Objective:
Copy the material below word for word, reproducing every line in the same order without any changes.

Material for this task:
::::

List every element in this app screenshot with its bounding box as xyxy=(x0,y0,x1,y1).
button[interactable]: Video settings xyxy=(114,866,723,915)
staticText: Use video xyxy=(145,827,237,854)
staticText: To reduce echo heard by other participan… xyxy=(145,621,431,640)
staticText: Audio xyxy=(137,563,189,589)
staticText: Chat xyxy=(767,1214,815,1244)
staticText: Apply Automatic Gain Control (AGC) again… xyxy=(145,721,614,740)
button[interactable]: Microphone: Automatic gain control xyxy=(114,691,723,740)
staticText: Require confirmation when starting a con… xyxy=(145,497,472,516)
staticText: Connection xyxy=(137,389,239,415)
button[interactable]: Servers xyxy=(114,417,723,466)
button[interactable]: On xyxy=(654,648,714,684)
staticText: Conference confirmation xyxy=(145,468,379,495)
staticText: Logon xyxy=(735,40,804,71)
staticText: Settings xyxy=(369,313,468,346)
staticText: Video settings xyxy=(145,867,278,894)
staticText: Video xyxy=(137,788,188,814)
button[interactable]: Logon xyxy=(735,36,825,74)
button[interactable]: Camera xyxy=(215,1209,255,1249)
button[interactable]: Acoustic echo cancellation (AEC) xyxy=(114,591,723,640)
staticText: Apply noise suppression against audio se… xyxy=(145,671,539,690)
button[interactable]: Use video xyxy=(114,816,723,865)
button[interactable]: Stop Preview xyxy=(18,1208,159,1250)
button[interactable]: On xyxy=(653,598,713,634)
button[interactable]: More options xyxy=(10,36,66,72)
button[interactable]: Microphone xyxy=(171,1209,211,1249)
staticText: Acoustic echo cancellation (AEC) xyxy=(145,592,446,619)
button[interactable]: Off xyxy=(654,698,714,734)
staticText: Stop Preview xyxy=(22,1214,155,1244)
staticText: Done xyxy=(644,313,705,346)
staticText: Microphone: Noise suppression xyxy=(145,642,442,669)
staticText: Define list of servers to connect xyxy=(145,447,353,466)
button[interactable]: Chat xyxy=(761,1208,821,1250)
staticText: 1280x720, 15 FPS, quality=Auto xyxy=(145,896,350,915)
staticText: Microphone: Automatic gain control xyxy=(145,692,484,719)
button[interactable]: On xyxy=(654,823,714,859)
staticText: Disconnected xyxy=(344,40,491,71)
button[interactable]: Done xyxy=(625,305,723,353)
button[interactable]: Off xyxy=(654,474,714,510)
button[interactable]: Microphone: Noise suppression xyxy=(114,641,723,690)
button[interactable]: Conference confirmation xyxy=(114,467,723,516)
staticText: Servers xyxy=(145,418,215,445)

::::

Finished task:
List every element in this app screenshot with its bounding box as xyxy=(x0,y0,x1,y1).
button[interactable]: Video settings xyxy=(114,866,723,915)
staticText: Use video xyxy=(145,827,237,854)
staticText: To reduce echo heard by other participan… xyxy=(145,621,431,640)
staticText: Audio xyxy=(137,563,189,589)
staticText: Chat xyxy=(767,1214,815,1244)
staticText: Apply Automatic Gain Control (AGC) again… xyxy=(145,721,614,740)
button[interactable]: Microphone: Automatic gain control xyxy=(114,691,723,740)
staticText: Require confirmation when starting a con… xyxy=(145,497,472,516)
staticText: Connection xyxy=(137,389,239,415)
button[interactable]: Servers xyxy=(114,417,723,466)
button[interactable]: On xyxy=(654,648,714,684)
staticText: Conference confirmation xyxy=(145,468,379,495)
staticText: Logon xyxy=(735,40,804,71)
staticText: Settings xyxy=(369,313,468,346)
staticText: Video settings xyxy=(145,867,278,894)
staticText: Video xyxy=(137,788,188,814)
button[interactable]: Logon xyxy=(735,36,825,74)
button[interactable]: Camera xyxy=(215,1209,255,1249)
button[interactable]: Acoustic echo cancellation (AEC) xyxy=(114,591,723,640)
staticText: Apply noise suppression against audio se… xyxy=(145,671,539,690)
button[interactable]: Use video xyxy=(114,816,723,865)
button[interactable]: Stop Preview xyxy=(18,1208,159,1250)
button[interactable]: On xyxy=(653,598,713,634)
button[interactable]: More options xyxy=(10,36,66,72)
button[interactable]: Microphone xyxy=(171,1209,211,1249)
staticText: Acoustic echo cancellation (AEC) xyxy=(145,592,446,619)
button[interactable]: Off xyxy=(654,698,714,734)
staticText: Stop Preview xyxy=(22,1214,155,1244)
staticText: Done xyxy=(644,313,705,346)
staticText: Microphone: Noise suppression xyxy=(145,642,442,669)
staticText: Define list of servers to connect xyxy=(145,447,353,466)
button[interactable]: Chat xyxy=(761,1208,821,1250)
staticText: 1280x720, 15 FPS, quality=Auto xyxy=(145,896,350,915)
staticText: Microphone: Automatic gain control xyxy=(145,692,484,719)
button[interactable]: On xyxy=(654,823,714,859)
staticText: Disconnected xyxy=(344,40,491,71)
button[interactable]: Done xyxy=(625,305,723,353)
button[interactable]: Off xyxy=(654,474,714,510)
button[interactable]: Microphone: Noise suppression xyxy=(114,641,723,690)
button[interactable]: Conference confirmation xyxy=(114,467,723,516)
staticText: Servers xyxy=(145,418,215,445)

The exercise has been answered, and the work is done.